▸ COMPLETE THE FOLLOWING
**1.** In the passage on primary aldosteronism research, which university are Hironobu Sasano, Yasuhiro Nakamura, and Fumitoshi Satoh affiliated with?
**2.** Pick up the passage on primary aldosteronism research after its final sentence and keep writing.

▸ DOCUMENT PASSAGE
————————
Figure. Cellular mechanisms resulting in inappropriate aldosterone production in adrenal cells with gene mutation. (from Adrenal Disorders: Physiology, Pathophysiology and Treatment: Springer Nature, In Press)

We have developed international collaborations to determine the adrenal cellular origins that cause PA. Nationally we participated in collaborations with adrenal experts that include: Celso Gomez-Sanchez (University of Mississippi), Anand Vaidya (Harvard Medical School), Constantine Stratakis (NIH), Debbie Cohen (University of Pennsylvania), James Luther (Vanderbilt University), Lester Thompson (Woodland Hills Medical Center, California). Internationally, we have developed collaborations in Europe, Australia and Japan. These include collaborative projects with Franco Mantero (University of Padua, Padua, Italy), Paulo Mulatero (University of Torino, Italy), Silvia Monticone (University of Torino, Italy), Gian-Paulo Rossi (university of Padua, Padua, Italy), Martin Reincke (Ludwig-Maximilians-Universität München, Germany), Felix Beuschlein (Universitätsspital Zürich, Switzerland), and Michael Stowasser (University of Queensland, Australia). Each of these investigators have strong referral programs for adrenal disease. Last but not least, for many years we have worked closely with Hironobu Sasano (Tohoku University, Japan), Yasuhiro Nakamura (Tohoku University, Japan), and Fumitoshi Satoh (Tohoku University, Japan) who are experts on endocrine pathology and endocrinology. With these collaborators, we are working to define the cellular and molecular mechanisms causing this disease. In addition we are working to improve the ability to diagnose primary aldosteronism through the advanced measurement of hybrid-steroids that are only produced in certain forms of this disease. Together we work towards having a better understanding of molecular characteristics of PA that will provide improved diagnostic methods and novel targeted therapeutics.
————————
▸ RECORDS SHOWN
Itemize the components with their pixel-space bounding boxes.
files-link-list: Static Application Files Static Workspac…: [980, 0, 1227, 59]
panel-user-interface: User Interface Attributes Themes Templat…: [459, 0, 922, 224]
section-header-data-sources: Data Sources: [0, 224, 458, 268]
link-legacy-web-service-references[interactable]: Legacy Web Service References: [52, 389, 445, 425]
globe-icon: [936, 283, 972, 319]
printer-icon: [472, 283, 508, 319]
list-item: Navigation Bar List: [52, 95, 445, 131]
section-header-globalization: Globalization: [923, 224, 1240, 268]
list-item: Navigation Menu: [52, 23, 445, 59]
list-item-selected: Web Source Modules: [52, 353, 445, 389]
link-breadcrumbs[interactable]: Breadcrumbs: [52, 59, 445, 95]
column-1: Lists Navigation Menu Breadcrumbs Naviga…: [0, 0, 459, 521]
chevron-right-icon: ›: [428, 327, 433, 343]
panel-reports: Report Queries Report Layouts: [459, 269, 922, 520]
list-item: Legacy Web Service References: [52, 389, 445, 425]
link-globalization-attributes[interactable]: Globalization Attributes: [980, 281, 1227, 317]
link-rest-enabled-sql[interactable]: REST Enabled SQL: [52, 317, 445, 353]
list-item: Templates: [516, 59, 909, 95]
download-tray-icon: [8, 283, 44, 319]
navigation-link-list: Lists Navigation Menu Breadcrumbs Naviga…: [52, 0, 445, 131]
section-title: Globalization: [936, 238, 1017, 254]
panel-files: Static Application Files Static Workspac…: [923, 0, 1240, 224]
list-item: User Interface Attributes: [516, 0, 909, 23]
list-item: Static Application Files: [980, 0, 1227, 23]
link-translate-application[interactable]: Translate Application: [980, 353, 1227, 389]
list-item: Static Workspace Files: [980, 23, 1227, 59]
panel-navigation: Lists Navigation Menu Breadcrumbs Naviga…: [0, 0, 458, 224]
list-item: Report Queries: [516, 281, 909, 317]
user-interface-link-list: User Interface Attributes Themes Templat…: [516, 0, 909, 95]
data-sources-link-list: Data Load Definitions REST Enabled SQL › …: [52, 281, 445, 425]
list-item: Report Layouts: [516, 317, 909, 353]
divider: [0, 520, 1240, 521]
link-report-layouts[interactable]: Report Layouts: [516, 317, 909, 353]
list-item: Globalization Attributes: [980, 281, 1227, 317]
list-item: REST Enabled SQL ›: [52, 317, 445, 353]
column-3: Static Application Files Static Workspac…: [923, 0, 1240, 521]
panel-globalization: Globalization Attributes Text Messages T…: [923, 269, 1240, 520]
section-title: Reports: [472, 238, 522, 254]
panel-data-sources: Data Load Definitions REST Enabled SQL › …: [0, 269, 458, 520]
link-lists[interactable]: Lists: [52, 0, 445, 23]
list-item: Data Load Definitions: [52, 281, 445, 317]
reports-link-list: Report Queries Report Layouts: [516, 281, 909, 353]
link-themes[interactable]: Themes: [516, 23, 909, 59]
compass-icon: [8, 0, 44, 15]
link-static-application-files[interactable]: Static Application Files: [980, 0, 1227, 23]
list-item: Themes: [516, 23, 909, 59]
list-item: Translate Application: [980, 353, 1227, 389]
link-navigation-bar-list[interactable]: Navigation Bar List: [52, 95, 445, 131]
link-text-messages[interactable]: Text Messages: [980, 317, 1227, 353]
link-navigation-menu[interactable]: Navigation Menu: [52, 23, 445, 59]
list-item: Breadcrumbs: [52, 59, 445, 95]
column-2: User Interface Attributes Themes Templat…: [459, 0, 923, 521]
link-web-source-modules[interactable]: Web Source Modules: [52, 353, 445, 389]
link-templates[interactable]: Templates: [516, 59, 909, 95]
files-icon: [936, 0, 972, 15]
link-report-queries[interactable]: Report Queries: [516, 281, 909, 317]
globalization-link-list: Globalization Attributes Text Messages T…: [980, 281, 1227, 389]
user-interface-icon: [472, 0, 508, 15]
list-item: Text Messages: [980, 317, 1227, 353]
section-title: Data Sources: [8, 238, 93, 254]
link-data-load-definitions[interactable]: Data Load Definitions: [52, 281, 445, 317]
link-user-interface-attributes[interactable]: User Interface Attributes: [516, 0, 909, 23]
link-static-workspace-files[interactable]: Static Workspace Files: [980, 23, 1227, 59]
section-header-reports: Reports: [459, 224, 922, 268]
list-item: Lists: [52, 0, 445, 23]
————————
▸ TASK RESULTS
**1.** Tohoku University, Japan.

**2.**
IV. Cushing's Syndrome

Chronic exposure to endogenous glucocorticoid excess in patients with Cushing’s syndrome (CS) is associated with a cluster of complications, which negatively impact morbidity and mortality, including visceral obesity, dyslipidemia, hypertension and type 2 diabetes. CS and subclinical CS (SCS), caused by overproduction of cortisol from the adrenal gland, has a combined incidence of 8 per 10,000 people per year. CS can be divided into two subgroups, adrenocorticotropic hormone (ACTH)-dependent Cushing’s Disease and ACTH-independent CS. The latter is often called "adrenal CS”. Cortisol-producing adenomas (CPA) are the most common cause of adrenal CS and SCS. The use of next-generation sequencing has allowed the identification of somatic mutations that cause autonomous cortisol production in half of CPA. The most frequently altered gene is PRKACA, encoding the catalytic subunit α of protein kinase A (PKA). Somatic hot-spot mutation in PRKACA causes constitutive PKA activation, leading to phosphorylation of downstream targets and excess cortisol production. Activating PRKACA somatic mutations have been identified in approximately 35% of CPA. Other affected genes in CPA include GNAS, PRKAR1A, and CTNNB1. However, the genetic causes of over half of CPA are still unknown. In addition, the genotype and its steroidogenic impact (that results in disease) has not been well studied.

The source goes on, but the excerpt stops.